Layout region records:
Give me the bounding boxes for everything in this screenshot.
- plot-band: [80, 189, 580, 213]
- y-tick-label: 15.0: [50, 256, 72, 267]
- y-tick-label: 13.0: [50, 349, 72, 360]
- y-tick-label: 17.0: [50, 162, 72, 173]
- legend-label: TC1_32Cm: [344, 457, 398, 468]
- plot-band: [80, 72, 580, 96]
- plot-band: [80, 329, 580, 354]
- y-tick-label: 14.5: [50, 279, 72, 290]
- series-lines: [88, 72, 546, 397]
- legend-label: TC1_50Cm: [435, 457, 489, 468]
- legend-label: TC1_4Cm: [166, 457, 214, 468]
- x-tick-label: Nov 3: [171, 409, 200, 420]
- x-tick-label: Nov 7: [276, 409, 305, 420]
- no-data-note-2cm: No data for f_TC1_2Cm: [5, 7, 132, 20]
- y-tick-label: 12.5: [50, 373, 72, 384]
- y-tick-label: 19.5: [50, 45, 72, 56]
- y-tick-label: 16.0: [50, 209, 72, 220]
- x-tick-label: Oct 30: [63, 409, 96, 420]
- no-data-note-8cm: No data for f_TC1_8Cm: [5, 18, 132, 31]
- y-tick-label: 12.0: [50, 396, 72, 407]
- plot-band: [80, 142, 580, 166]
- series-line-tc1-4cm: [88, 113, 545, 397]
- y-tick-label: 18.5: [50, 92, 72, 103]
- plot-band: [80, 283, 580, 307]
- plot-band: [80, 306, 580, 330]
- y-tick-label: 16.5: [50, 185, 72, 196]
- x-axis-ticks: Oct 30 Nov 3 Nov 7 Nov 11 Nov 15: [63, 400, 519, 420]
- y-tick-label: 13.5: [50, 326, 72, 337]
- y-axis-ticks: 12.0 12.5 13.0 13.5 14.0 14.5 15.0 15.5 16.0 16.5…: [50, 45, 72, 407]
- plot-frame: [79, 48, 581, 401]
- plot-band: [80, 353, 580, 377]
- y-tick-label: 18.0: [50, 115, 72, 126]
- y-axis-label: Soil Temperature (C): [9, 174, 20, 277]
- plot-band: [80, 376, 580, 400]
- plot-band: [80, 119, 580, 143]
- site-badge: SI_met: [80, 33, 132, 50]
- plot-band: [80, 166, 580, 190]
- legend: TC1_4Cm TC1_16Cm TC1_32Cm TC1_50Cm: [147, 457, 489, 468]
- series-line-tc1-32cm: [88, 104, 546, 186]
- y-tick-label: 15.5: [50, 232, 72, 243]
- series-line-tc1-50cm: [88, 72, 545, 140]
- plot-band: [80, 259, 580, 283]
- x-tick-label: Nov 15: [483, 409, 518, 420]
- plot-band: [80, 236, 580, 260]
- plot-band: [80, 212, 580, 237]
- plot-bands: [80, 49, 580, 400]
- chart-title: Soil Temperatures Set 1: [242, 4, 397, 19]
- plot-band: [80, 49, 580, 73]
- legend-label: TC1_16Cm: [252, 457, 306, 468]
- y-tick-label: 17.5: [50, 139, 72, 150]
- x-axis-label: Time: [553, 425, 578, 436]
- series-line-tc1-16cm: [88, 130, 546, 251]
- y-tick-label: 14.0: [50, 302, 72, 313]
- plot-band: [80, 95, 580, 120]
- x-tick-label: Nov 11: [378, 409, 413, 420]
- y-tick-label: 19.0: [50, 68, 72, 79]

*REQUEST*: Copy every line of the item above word for word.

*RESPONSE*:
Give me the bounding boxes for everything in this screenshot.
- plot-band: [80, 189, 580, 213]
- y-tick-label: 15.0: [50, 256, 72, 267]
- y-tick-label: 13.0: [50, 349, 72, 360]
- y-tick-label: 17.0: [50, 162, 72, 173]
- legend-label: TC1_32Cm: [344, 457, 398, 468]
- plot-band: [80, 72, 580, 96]
- plot-band: [80, 329, 580, 354]
- y-tick-label: 14.5: [50, 279, 72, 290]
- series-lines: [88, 72, 546, 397]
- legend-label: TC1_50Cm: [435, 457, 489, 468]
- legend-label: TC1_4Cm: [166, 457, 214, 468]
- x-tick-label: Nov 3: [171, 409, 200, 420]
- x-tick-label: Nov 7: [276, 409, 305, 420]
- no-data-note-2cm: No data for f_TC1_2Cm: [5, 7, 132, 20]
- y-tick-label: 12.5: [50, 373, 72, 384]
- y-tick-label: 19.5: [50, 45, 72, 56]
- y-tick-label: 16.0: [50, 209, 72, 220]
- x-tick-label: Oct 30: [63, 409, 96, 420]
- no-data-note-8cm: No data for f_TC1_8Cm: [5, 18, 132, 31]
- y-tick-label: 12.0: [50, 396, 72, 407]
- plot-band: [80, 142, 580, 166]
- series-line-tc1-4cm: [88, 113, 545, 397]
- y-tick-label: 18.5: [50, 92, 72, 103]
- plot-band: [80, 283, 580, 307]
- plot-band: [80, 306, 580, 330]
- y-tick-label: 16.5: [50, 185, 72, 196]
- x-axis-ticks: Oct 30 Nov 3 Nov 7 Nov 11 Nov 15: [63, 400, 519, 420]
- y-tick-label: 13.5: [50, 326, 72, 337]
- y-axis-ticks: 12.0 12.5 13.0 13.5 14.0 14.5 15.0 15.5 16.0 16.5…: [50, 45, 72, 407]
- plot-frame: [79, 48, 581, 401]
- plot-band: [80, 353, 580, 377]
- y-tick-label: 18.0: [50, 115, 72, 126]
- y-axis-label: Soil Temperature (C): [9, 174, 20, 277]
- plot-band: [80, 376, 580, 400]
- plot-band: [80, 119, 580, 143]
- site-badge: SI_met: [80, 33, 132, 50]
- plot-band: [80, 166, 580, 190]
- legend: TC1_4Cm TC1_16Cm TC1_32Cm TC1_50Cm: [147, 457, 489, 468]
- series-line-tc1-32cm: [88, 104, 546, 186]
- y-tick-label: 15.5: [50, 232, 72, 243]
- series-line-tc1-50cm: [88, 72, 545, 140]
- plot-band: [80, 259, 580, 283]
- x-tick-label: Nov 15: [483, 409, 518, 420]
- plot-band: [80, 236, 580, 260]
- plot-band: [80, 212, 580, 237]
- plot-bands: [80, 49, 580, 400]
- chart-title: Soil Temperatures Set 1: [242, 4, 397, 19]
- plot-band: [80, 49, 580, 73]
- legend-label: TC1_16Cm: [252, 457, 306, 468]
- y-tick-label: 17.5: [50, 139, 72, 150]
- x-axis-label: Time: [553, 425, 578, 436]
- series-line-tc1-16cm: [88, 130, 546, 251]
- y-tick-label: 14.0: [50, 302, 72, 313]
- plot-band: [80, 95, 580, 120]
- x-tick-label: Nov 11: [378, 409, 413, 420]
- y-tick-label: 19.0: [50, 68, 72, 79]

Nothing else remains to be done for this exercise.